Exercise brief:
Reproduce each line bearing the word "title".

(Figure content listings)

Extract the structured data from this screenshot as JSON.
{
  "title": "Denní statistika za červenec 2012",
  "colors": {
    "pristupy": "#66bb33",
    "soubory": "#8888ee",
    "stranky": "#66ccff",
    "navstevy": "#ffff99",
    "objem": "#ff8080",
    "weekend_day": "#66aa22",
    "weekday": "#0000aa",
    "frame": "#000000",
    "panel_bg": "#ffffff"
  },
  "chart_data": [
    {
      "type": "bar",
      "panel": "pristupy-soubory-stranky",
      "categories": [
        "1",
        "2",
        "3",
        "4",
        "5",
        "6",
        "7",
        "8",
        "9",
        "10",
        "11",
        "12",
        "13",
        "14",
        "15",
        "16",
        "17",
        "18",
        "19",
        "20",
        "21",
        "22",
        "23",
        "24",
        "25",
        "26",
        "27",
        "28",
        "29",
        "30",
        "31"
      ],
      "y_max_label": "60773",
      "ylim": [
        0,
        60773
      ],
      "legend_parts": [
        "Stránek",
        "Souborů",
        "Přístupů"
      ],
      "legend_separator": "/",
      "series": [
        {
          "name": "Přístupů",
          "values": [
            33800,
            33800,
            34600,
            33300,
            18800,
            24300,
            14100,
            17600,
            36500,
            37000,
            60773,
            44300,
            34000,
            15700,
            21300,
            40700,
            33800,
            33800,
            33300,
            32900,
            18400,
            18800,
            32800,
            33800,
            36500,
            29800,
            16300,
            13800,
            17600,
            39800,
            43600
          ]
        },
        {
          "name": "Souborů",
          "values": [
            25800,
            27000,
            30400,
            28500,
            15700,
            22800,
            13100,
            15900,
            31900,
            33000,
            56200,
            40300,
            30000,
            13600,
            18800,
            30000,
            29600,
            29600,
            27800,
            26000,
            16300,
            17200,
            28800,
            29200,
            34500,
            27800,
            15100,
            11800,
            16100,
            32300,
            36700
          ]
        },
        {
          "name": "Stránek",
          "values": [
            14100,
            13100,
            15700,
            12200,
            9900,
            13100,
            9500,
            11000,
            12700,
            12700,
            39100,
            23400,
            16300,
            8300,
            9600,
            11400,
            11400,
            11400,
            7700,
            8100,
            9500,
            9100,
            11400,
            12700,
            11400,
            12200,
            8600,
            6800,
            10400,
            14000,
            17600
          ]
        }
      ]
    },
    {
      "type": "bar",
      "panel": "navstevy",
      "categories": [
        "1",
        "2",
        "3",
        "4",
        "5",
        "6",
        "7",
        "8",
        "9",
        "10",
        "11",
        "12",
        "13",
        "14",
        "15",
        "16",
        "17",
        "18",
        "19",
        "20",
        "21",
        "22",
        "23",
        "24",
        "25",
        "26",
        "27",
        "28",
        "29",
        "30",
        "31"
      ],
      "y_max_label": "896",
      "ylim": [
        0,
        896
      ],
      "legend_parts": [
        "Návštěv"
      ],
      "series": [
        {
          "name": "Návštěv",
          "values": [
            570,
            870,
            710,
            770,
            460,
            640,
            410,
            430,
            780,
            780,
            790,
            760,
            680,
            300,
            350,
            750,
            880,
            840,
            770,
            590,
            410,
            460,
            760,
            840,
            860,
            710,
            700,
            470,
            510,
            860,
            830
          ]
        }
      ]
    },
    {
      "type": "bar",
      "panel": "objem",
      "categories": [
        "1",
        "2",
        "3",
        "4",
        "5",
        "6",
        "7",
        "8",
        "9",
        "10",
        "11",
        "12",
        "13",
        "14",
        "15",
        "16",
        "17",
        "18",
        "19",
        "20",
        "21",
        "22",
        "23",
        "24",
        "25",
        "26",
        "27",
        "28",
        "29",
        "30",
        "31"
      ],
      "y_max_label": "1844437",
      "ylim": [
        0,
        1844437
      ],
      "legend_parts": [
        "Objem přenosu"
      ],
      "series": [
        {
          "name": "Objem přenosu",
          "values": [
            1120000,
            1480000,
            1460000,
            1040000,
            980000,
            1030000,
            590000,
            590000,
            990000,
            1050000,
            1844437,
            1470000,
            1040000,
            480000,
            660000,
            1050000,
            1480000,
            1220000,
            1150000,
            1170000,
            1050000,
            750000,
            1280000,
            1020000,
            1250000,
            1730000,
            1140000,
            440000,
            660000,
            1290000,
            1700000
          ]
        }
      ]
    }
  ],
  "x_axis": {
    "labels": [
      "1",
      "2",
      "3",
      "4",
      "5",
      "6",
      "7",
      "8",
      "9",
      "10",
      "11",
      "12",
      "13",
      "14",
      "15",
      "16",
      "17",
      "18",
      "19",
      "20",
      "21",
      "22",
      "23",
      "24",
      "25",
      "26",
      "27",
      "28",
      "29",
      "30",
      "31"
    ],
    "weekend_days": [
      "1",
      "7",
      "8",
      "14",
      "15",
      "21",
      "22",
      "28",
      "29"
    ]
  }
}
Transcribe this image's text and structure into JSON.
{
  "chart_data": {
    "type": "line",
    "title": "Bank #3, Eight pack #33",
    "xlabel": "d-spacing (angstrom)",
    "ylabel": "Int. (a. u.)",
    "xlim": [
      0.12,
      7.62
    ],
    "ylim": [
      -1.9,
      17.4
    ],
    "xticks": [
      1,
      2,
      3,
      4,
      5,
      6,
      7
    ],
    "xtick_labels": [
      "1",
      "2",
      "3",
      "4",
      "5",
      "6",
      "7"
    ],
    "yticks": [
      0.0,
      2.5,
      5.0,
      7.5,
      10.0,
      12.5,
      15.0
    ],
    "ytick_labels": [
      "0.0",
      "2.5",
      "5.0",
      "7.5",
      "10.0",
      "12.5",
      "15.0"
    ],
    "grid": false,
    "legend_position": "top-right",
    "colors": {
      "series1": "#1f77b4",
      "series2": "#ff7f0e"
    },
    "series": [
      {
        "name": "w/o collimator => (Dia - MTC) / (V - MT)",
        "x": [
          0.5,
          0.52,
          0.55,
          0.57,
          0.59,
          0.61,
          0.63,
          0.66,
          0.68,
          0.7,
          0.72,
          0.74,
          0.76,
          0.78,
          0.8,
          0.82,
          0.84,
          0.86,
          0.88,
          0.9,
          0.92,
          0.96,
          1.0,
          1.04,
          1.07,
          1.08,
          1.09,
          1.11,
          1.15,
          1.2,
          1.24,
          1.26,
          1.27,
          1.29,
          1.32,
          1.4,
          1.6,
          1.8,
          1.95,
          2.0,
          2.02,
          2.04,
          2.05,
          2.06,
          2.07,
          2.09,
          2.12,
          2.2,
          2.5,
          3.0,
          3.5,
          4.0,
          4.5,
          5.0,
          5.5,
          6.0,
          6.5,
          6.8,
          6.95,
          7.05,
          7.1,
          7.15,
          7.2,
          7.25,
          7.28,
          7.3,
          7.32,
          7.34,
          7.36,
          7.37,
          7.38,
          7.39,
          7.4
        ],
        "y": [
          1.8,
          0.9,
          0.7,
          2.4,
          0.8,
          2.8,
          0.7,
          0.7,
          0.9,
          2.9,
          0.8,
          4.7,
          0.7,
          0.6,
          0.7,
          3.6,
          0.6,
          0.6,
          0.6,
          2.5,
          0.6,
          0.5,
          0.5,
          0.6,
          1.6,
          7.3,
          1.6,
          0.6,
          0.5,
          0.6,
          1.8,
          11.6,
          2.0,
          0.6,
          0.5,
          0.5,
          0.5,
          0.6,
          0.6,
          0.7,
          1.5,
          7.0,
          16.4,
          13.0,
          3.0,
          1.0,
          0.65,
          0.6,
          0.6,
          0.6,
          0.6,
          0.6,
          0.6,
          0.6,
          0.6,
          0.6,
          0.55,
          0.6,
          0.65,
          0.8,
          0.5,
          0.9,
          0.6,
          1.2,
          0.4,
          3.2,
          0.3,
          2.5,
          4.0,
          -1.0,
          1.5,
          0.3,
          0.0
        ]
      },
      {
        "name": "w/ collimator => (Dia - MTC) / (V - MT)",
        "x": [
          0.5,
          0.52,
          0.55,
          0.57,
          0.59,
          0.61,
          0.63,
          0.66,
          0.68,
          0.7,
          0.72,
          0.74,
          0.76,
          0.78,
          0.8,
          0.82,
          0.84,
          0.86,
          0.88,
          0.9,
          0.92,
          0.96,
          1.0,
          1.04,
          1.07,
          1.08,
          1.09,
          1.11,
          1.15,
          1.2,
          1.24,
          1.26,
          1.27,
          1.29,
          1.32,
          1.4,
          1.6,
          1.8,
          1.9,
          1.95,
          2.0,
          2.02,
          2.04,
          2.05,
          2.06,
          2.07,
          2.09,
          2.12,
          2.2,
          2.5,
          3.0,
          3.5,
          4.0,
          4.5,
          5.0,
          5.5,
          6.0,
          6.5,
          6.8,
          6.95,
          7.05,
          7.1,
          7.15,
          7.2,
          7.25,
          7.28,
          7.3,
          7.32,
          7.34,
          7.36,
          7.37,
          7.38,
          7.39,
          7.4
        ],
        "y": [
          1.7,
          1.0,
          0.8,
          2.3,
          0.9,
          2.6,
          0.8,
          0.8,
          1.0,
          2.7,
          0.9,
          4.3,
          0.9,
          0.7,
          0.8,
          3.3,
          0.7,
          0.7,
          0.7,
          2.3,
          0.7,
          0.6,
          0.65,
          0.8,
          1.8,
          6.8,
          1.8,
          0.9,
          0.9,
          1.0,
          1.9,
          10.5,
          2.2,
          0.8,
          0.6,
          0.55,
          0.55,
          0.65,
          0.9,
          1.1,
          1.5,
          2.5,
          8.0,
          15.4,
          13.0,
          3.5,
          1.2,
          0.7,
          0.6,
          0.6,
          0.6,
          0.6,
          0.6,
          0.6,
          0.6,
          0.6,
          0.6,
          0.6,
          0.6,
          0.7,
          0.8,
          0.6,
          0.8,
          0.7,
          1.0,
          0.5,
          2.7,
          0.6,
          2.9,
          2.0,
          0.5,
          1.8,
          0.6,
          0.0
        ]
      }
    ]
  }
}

Final result:
  "title": "Denní statistika za červenec 2012",
    "title": "Bank #3, Eight pack #33",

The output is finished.